*** GIVEN DATA

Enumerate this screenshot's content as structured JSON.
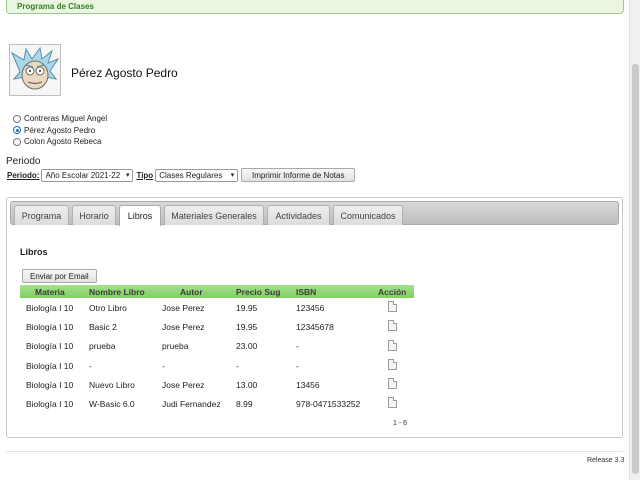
{
  "header": {
    "title": "Programa de Clases"
  },
  "profile": {
    "name": "Pérez Agosto Pedro",
    "avatar_icon": "rick-cartoon-avatar"
  },
  "students": [
    {
      "label": "Contreras Miguel Angel",
      "checked": false
    },
    {
      "label": "Pérez Agosto Pedro",
      "checked": true
    },
    {
      "label": "Colon Agosto Rebeca",
      "checked": false
    }
  ],
  "periodo_heading": "Periodo",
  "filters": {
    "periodo_label": "Periodo:",
    "periodo_value": "Año Escolar 2021-22",
    "tipo_label": "Tipo",
    "tipo_value": "Clases Regulares",
    "print_button": "Imprimir Informe de Notas"
  },
  "tabs": [
    "Programa",
    "Horario",
    "Libros",
    "Materiales Generales",
    "Actividades",
    "Comunicados"
  ],
  "active_tab": "Libros",
  "section_title": "Libros",
  "email_button": "Enviar por Email",
  "table": {
    "headers": [
      "Materia",
      "Nombre Libro",
      "Autor",
      "Precio Sug",
      "ISBN",
      "Acción"
    ],
    "rows": [
      [
        "Biología I 10",
        "Otro Libro",
        "Jose Perez",
        "19.95",
        "123456"
      ],
      [
        "Biología I 10",
        "Basic 2",
        "Jose Perez",
        "19.95",
        "12345678"
      ],
      [
        "Biología I 10",
        "prueba",
        "prueba",
        "23.00",
        "-"
      ],
      [
        "Biología I 10",
        "-",
        "-",
        "-",
        "-"
      ],
      [
        "Biología I 10",
        "Nuevo Libro",
        "Jose Perez",
        "13.00",
        "13456"
      ],
      [
        "Biología I 10",
        "W-Basic 6.0",
        "Judi Fernandez",
        "8.99",
        "978-0471533252"
      ]
    ],
    "action_icon": "document-icon"
  },
  "pager": "1 - 6",
  "release": "Release 3.3",
  "colors": {
    "header_green": "#7fcf62",
    "topbar_bg": "#e9f6e1",
    "topbar_text": "#3a7a25"
  }
}
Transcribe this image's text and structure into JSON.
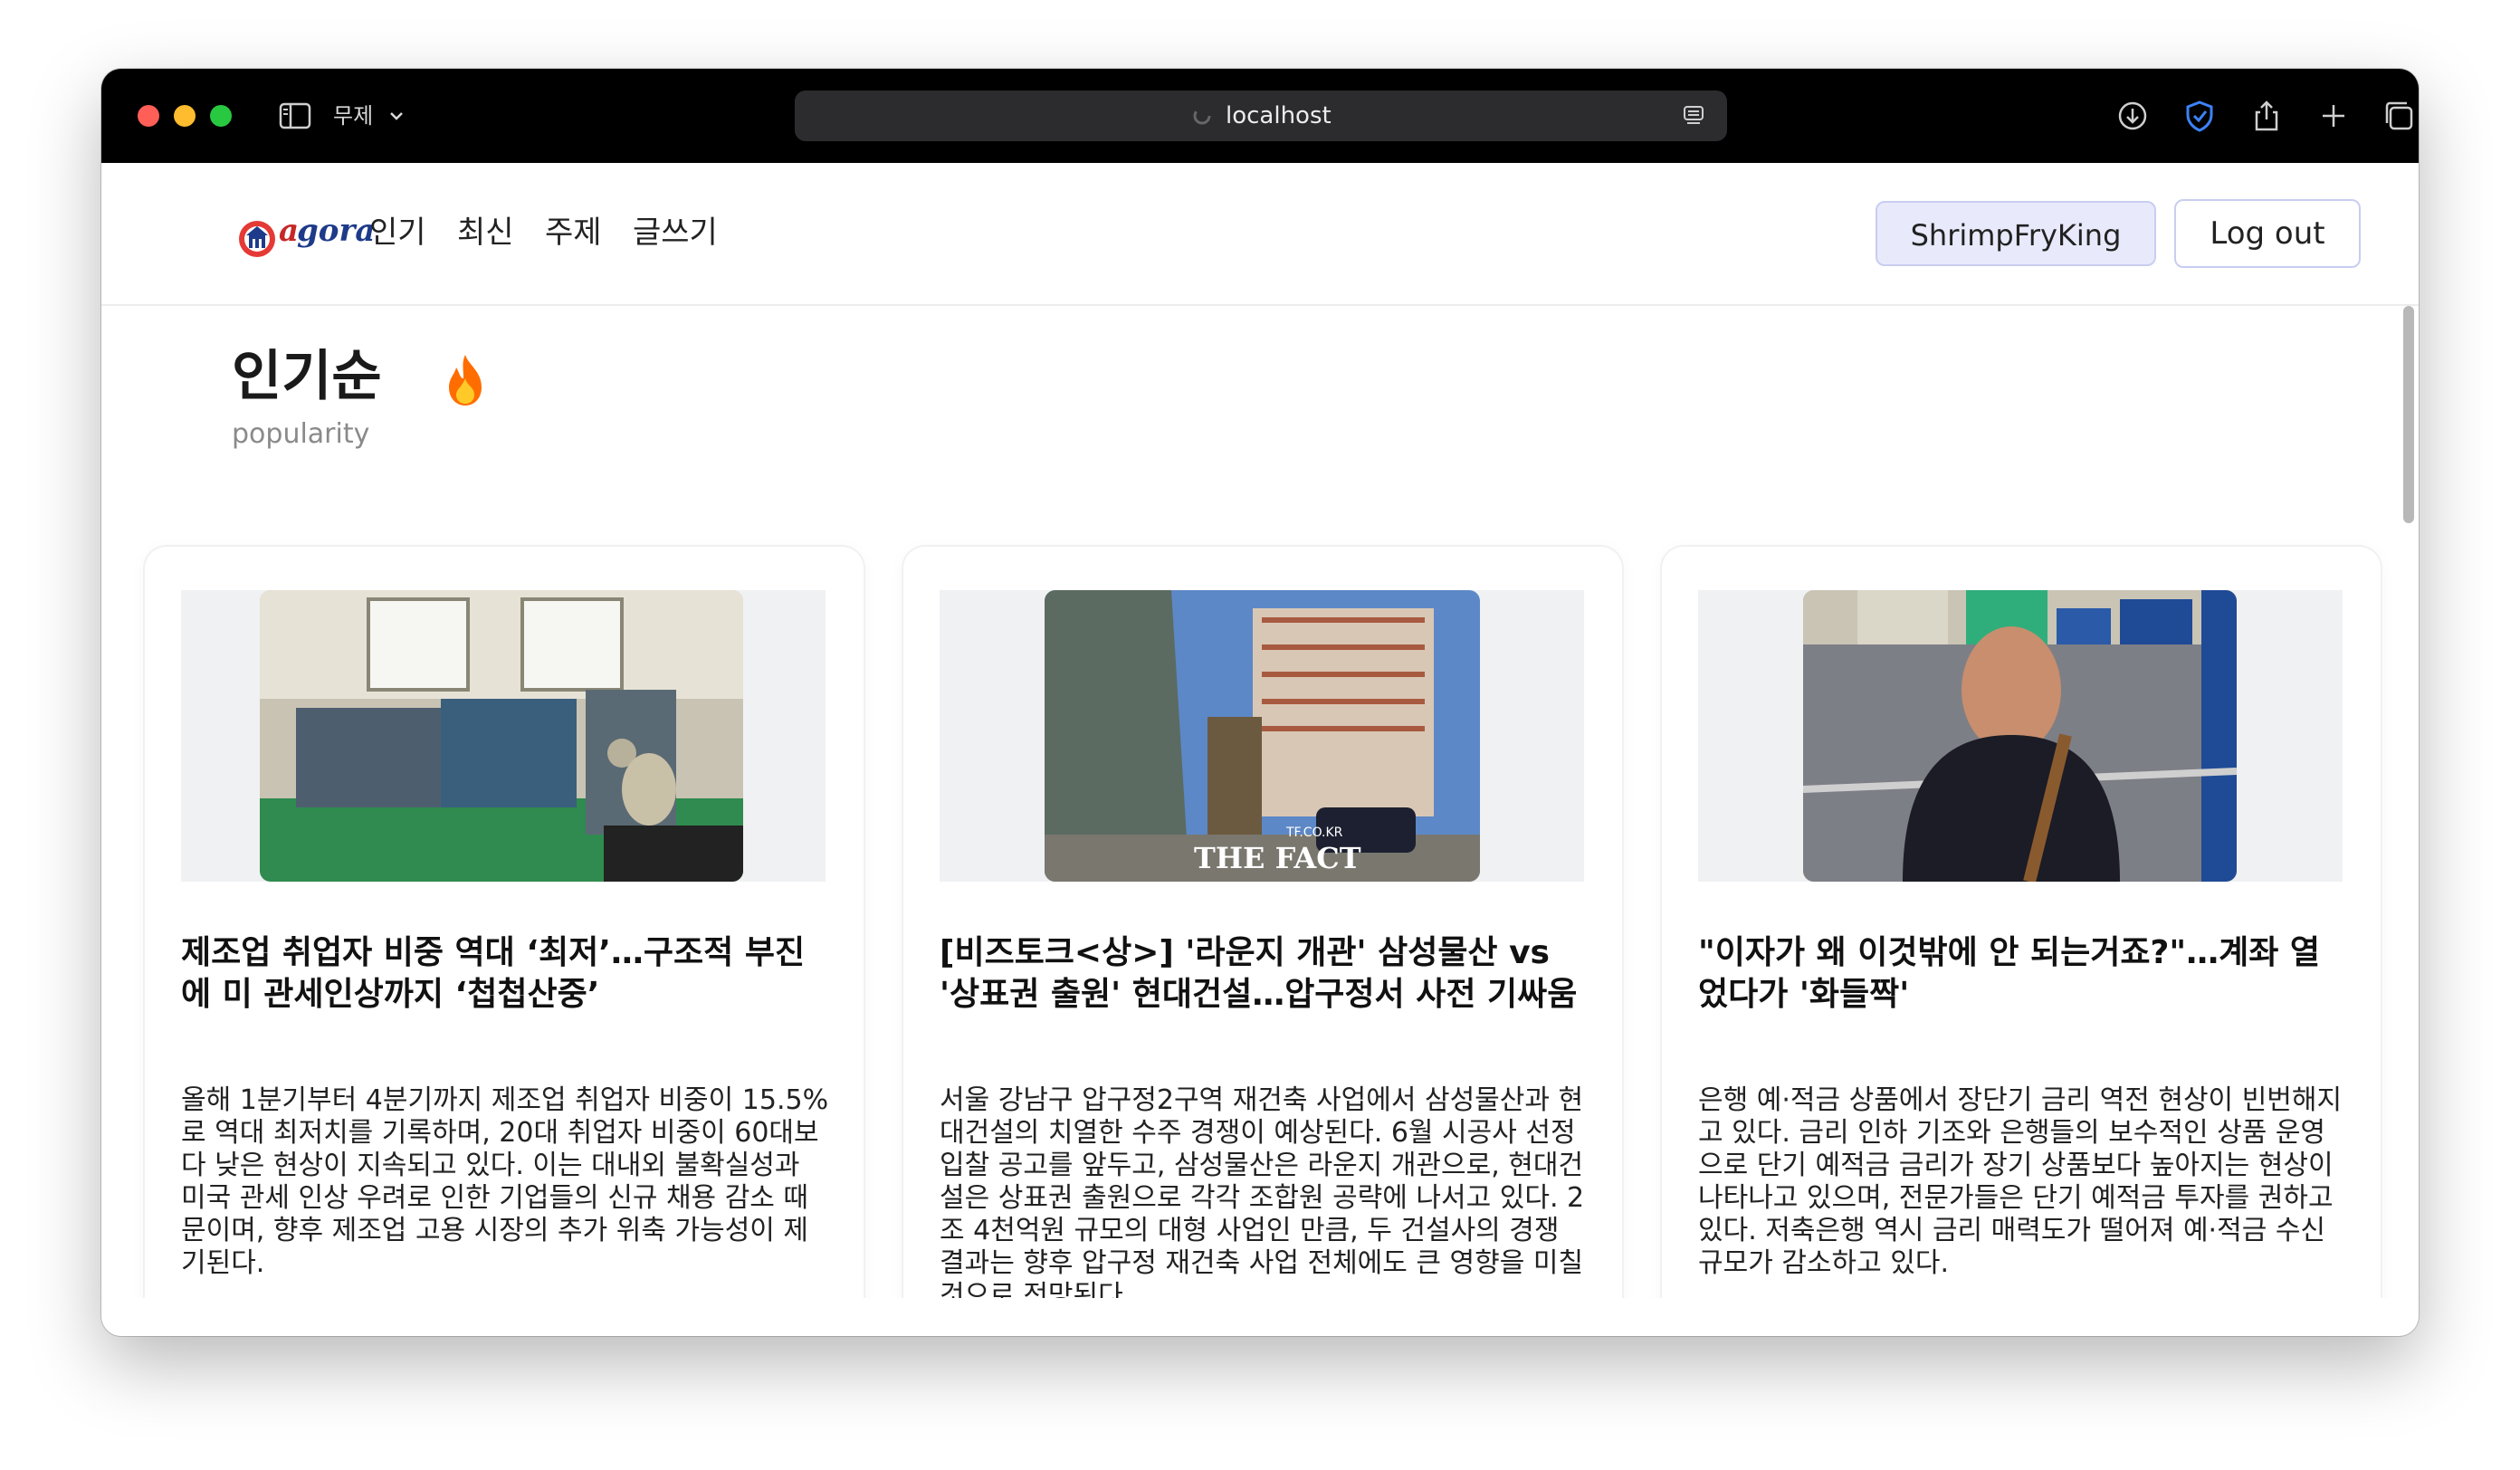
{
  "browser": {
    "tab_group_label": "무제",
    "url": "localhost"
  },
  "navbar": {
    "logo_text": "agora",
    "links": [
      "인기",
      "최신",
      "주제",
      "글쓰기"
    ],
    "user_label": "ShrimpFryKing",
    "logout_label": "Log out"
  },
  "page": {
    "title": "인기순",
    "subtitle": "popularity"
  },
  "articles": [
    {
      "title": "제조업 취업자 비중 역대 ‘최저’…구조적 부진에 미 관세인상까지 ‘첩첩산중’",
      "summary": "올해 1분기부터 4분기까지 제조업 취업자 비중이 15.5%로 역대 최저치를 기록하며, 20대 취업자 비중이 60대보다 낮은 현상이 지속되고 있다. 이는 대내외 불확실성과 미국 관세 인상 우려로 인한 기업들의 신규 채용 감소 때문이며, 향후 제조업 고용 시장의 추가 위축 가능성이 제기된다."
    },
    {
      "title": "[비즈토크<상>] '라운지 개관' 삼성물산 vs '상표권 출원' 현대건설…압구정서 사전 기싸움",
      "summary": "서울 강남구 압구정2구역 재건축 사업에서 삼성물산과 현대건설의 치열한 수주 경쟁이 예상된다. 6월 시공사 선정 입찰 공고를 앞두고, 삼성물산은 라운지 개관으로, 현대건설은 상표권 출원으로 각각 조합원 공략에 나서고 있다. 2조 4천억원 규모의 대형 사업인 만큼, 두 건설사의 경쟁 결과는 향후 압구정 재건축 사업 전체에도 큰 영향을 미칠 것으로 전망된다.",
      "image_caption": "THE FACT",
      "image_small_caption": "TF.CO.KR"
    },
    {
      "title": "\"이자가 왜 이것밖에 안 되는거죠?\"…계좌 열었다가 '화들짝'",
      "summary": "은행 예·적금 상품에서 장단기 금리 역전 현상이 빈번해지고 있다. 금리 인하 기조와 은행들의 보수적인 상품 운영으로 단기 예적금 금리가 장기 상품보다 높아지는 현상이 나타나고 있으며, 전문가들은 단기 예적금 투자를 권하고 있다. 저축은행 역시 금리 매력도가 떨어져 예·적금 수신 규모가 감소하고 있다."
    }
  ],
  "icons": [
    "sidebar-icon",
    "chevron-down-icon",
    "loading-icon",
    "reader-icon",
    "download-icon",
    "shield-icon",
    "share-icon",
    "plus-icon",
    "tabs-icon",
    "fire-icon"
  ],
  "colors": {
    "accent": "#e8eafb",
    "title_bar": "#000000",
    "shield": "#3d82f6"
  }
}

******

REQUIREMENTS: Each record must be quoted in full and exactly. Do not include the pictures.

SOLUTION:
Enumerate this screenshot's content as structured JSON.
{
  "header": {
    "title": "Programa de Clases"
  },
  "profile": {
    "name": "Pérez Agosto Pedro",
    "avatar_icon": "rick-cartoon-avatar"
  },
  "students": [
    {
      "label": "Contreras Miguel Angel",
      "checked": false
    },
    {
      "label": "Pérez Agosto Pedro",
      "checked": true
    },
    {
      "label": "Colon Agosto Rebeca",
      "checked": false
    }
  ],
  "periodo_heading": "Periodo",
  "filters": {
    "periodo_label": "Periodo:",
    "periodo_value": "Año Escolar 2021-22",
    "tipo_label": "Tipo",
    "tipo_value": "Clases Regulares",
    "print_button": "Imprimir Informe de Notas"
  },
  "tabs": [
    "Programa",
    "Horario",
    "Libros",
    "Materiales Generales",
    "Actividades",
    "Comunicados"
  ],
  "active_tab": "Libros",
  "section_title": "Libros",
  "email_button": "Enviar por Email",
  "table": {
    "headers": [
      "Materia",
      "Nombre Libro",
      "Autor",
      "Precio Sug",
      "ISBN",
      "Acción"
    ],
    "rows": [
      [
        "Biología I 10",
        "Otro Libro",
        "Jose Perez",
        "19.95",
        "123456"
      ],
      [
        "Biología I 10",
        "Basic 2",
        "Jose Perez",
        "19.95",
        "12345678"
      ],
      [
        "Biología I 10",
        "prueba",
        "prueba",
        "23.00",
        "-"
      ],
      [
        "Biología I 10",
        "-",
        "-",
        "-",
        "-"
      ],
      [
        "Biología I 10",
        "Nuevo Libro",
        "Jose Perez",
        "13.00",
        "13456"
      ],
      [
        "Biología I 10",
        "W-Basic 6.0",
        "Judi Fernandez",
        "8.99",
        "978-0471533252"
      ]
    ],
    "action_icon": "document-icon"
  },
  "pager": "1 - 6",
  "release": "Release 3.3",
  "colors": {
    "header_green": "#7fcf62",
    "topbar_bg": "#e9f6e1",
    "topbar_text": "#3a7a25"
  }
}
Transcribe this image's text and structure into JSON.
{
  "browser": {
    "tab_group_label": "무제",
    "url": "localhost"
  },
  "navbar": {
    "logo_text": "agora",
    "links": [
      "인기",
      "최신",
      "주제",
      "글쓰기"
    ],
    "user_label": "ShrimpFryKing",
    "logout_label": "Log out"
  },
  "page": {
    "title": "인기순",
    "subtitle": "popularity"
  },
  "articles": [
    {
      "title": "제조업 취업자 비중 역대 ‘최저’…구조적 부진에 미 관세인상까지 ‘첩첩산중’",
      "summary": "올해 1분기부터 4분기까지 제조업 취업자 비중이 15.5%로 역대 최저치를 기록하며, 20대 취업자 비중이 60대보다 낮은 현상이 지속되고 있다. 이는 대내외 불확실성과 미국 관세 인상 우려로 인한 기업들의 신규 채용 감소 때문이며, 향후 제조업 고용 시장의 추가 위축 가능성이 제기된다."
    },
    {
      "title": "[비즈토크<상>] '라운지 개관' 삼성물산 vs '상표권 출원' 현대건설…압구정서 사전 기싸움",
      "summary": "서울 강남구 압구정2구역 재건축 사업에서 삼성물산과 현대건설의 치열한 수주 경쟁이 예상된다. 6월 시공사 선정 입찰 공고를 앞두고, 삼성물산은 라운지 개관으로, 현대건설은 상표권 출원으로 각각 조합원 공략에 나서고 있다. 2조 4천억원 규모의 대형 사업인 만큼, 두 건설사의 경쟁 결과는 향후 압구정 재건축 사업 전체에도 큰 영향을 미칠 것으로 전망된다.",
      "image_caption": "THE FACT",
      "image_small_caption": "TF.CO.KR"
    },
    {
      "title": "\"이자가 왜 이것밖에 안 되는거죠?\"…계좌 열었다가 '화들짝'",
      "summary": "은행 예·적금 상품에서 장단기 금리 역전 현상이 빈번해지고 있다. 금리 인하 기조와 은행들의 보수적인 상품 운영으로 단기 예적금 금리가 장기 상품보다 높아지는 현상이 나타나고 있으며, 전문가들은 단기 예적금 투자를 권하고 있다. 저축은행 역시 금리 매력도가 떨어져 예·적금 수신 규모가 감소하고 있다."
    }
  ],
  "icons": [
    "sidebar-icon",
    "chevron-down-icon",
    "loading-icon",
    "reader-icon",
    "download-icon",
    "shield-icon",
    "share-icon",
    "plus-icon",
    "tabs-icon",
    "fire-icon"
  ],
  "colors": {
    "accent": "#e8eafb",
    "title_bar": "#000000",
    "shield": "#3d82f6"
  }
}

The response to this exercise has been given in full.